◆ **WHAT YOU HAVE TO DO**
In the copy, include every record below exactly as it appears, but no pictures.

________________________________________

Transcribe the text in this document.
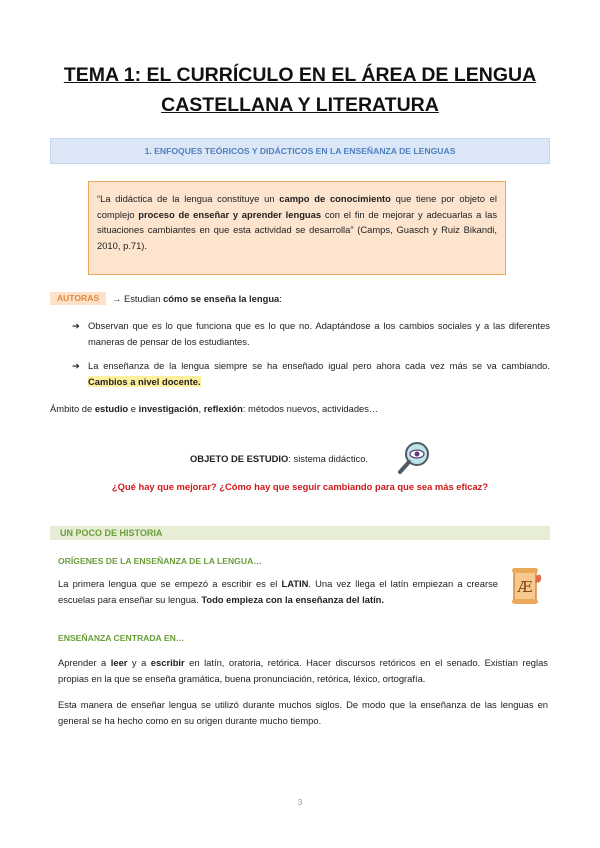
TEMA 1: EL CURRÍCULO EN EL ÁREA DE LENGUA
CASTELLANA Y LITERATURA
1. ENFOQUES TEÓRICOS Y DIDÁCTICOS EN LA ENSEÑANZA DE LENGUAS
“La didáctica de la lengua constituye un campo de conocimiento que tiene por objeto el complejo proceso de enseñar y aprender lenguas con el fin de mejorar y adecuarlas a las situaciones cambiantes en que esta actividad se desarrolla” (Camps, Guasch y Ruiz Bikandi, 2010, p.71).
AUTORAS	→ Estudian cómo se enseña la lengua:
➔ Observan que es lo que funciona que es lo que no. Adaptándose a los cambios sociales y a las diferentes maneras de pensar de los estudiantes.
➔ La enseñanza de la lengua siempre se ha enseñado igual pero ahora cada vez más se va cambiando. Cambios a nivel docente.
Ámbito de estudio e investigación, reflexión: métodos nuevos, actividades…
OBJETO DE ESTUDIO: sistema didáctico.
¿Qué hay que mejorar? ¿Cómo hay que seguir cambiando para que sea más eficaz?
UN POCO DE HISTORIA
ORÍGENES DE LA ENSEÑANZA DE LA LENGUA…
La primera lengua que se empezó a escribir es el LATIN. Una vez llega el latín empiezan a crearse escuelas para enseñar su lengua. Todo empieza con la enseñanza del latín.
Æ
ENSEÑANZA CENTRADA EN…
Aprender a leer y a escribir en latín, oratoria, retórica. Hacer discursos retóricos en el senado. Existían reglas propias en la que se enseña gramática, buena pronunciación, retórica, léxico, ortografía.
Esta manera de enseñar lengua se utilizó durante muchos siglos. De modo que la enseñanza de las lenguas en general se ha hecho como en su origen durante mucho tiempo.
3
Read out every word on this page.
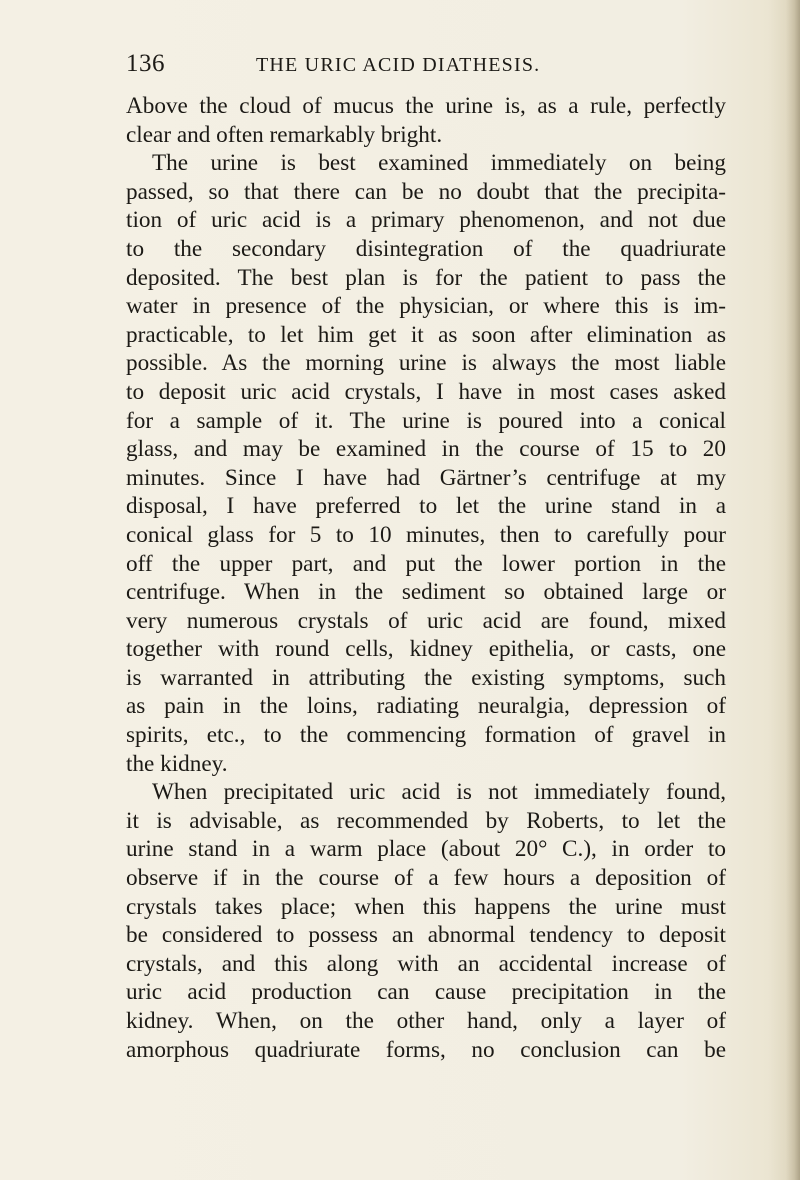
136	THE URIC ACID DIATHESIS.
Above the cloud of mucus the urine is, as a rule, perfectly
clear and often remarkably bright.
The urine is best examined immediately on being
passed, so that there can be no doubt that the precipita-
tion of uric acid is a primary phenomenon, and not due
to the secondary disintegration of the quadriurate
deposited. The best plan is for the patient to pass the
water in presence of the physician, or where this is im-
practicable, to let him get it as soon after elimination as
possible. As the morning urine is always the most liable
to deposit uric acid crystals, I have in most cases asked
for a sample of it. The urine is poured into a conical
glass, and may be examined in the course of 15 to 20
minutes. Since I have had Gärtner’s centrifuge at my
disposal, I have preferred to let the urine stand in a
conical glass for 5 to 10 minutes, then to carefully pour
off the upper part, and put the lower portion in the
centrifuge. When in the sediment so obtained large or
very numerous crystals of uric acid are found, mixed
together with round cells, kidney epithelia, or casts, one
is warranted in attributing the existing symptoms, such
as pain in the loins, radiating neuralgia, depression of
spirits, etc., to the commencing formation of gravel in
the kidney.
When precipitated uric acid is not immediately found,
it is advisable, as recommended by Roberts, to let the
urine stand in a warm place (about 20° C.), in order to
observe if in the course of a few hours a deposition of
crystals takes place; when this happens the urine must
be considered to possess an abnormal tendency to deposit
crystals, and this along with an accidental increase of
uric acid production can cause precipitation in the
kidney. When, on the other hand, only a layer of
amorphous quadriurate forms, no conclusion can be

________________________________________

◆ **PROBLEM SOLUTION**
Transcribe the text in this document.
TEMA 1: EL CURRÍCULO EN EL ÁREA DE LENGUA
CASTELLANA Y LITERATURA
1. ENFOQUES TEÓRICOS Y DIDÁCTICOS EN LA ENSEÑANZA DE LENGUAS
“La didáctica de la lengua constituye un campo de conocimiento que tiene por objeto el complejo proceso de enseñar y aprender lenguas con el fin de mejorar y adecuarlas a las situaciones cambiantes en que esta actividad se desarrolla” (Camps, Guasch y Ruiz Bikandi, 2010, p.71).
AUTORAS	→ Estudian cómo se enseña la lengua:
➔ Observan que es lo que funciona que es lo que no. Adaptándose a los cambios sociales y a las diferentes maneras de pensar de los estudiantes.
➔ La enseñanza de la lengua siempre se ha enseñado igual pero ahora cada vez más se va cambiando. Cambios a nivel docente.
Ámbito de estudio e investigación, reflexión: métodos nuevos, actividades…
OBJETO DE ESTUDIO: sistema didáctico.
¿Qué hay que mejorar? ¿Cómo hay que seguir cambiando para que sea más eficaz?
UN POCO DE HISTORIA
ORÍGENES DE LA ENSEÑANZA DE LA LENGUA…
La primera lengua que se empezó a escribir es el LATIN. Una vez llega el latín empiezan a crearse escuelas para enseñar su lengua. Todo empieza con la enseñanza del latín.
Æ
ENSEÑANZA CENTRADA EN…
Aprender a leer y a escribir en latín, oratoria, retórica. Hacer discursos retóricos en el senado. Existían reglas propias en la que se enseña gramática, buena pronunciación, retórica, léxico, ortografía.
Esta manera de enseñar lengua se utilizó durante muchos siglos. De modo que la enseñanza de las lenguas en general se ha hecho como en su origen durante mucho tiempo.
3
Read out every word on this page.
136	THE URIC ACID DIATHESIS.
Above the cloud of mucus the urine is, as a rule, perfectly
clear and often remarkably bright.
The urine is best examined immediately on being
passed, so that there can be no doubt that the precipita-
tion of uric acid is a primary phenomenon, and not due
to the secondary disintegration of the quadriurate
deposited. The best plan is for the patient to pass the
water in presence of the physician, or where this is im-
practicable, to let him get it as soon after elimination as
possible. As the morning urine is always the most liable
to deposit uric acid crystals, I have in most cases asked
for a sample of it. The urine is poured into a conical
glass, and may be examined in the course of 15 to 20
minutes. Since I have had Gärtner’s centrifuge at my
disposal, I have preferred to let the urine stand in a
conical glass for 5 to 10 minutes, then to carefully pour
off the upper part, and put the lower portion in the
centrifuge. When in the sediment so obtained large or
very numerous crystals of uric acid are found, mixed
together with round cells, kidney epithelia, or casts, one
is warranted in attributing the existing symptoms, such
as pain in the loins, radiating neuralgia, depression of
spirits, etc., to the commencing formation of gravel in
the kidney.
When precipitated uric acid is not immediately found,
it is advisable, as recommended by Roberts, to let the
urine stand in a warm place (about 20° C.), in order to
observe if in the course of a few hours a deposition of
crystals takes place; when this happens the urine must
be considered to possess an abnormal tendency to deposit
crystals, and this along with an accidental increase of
uric acid production can cause precipitation in the
kidney. When, on the other hand, only a layer of
amorphous quadriurate forms, no conclusion can be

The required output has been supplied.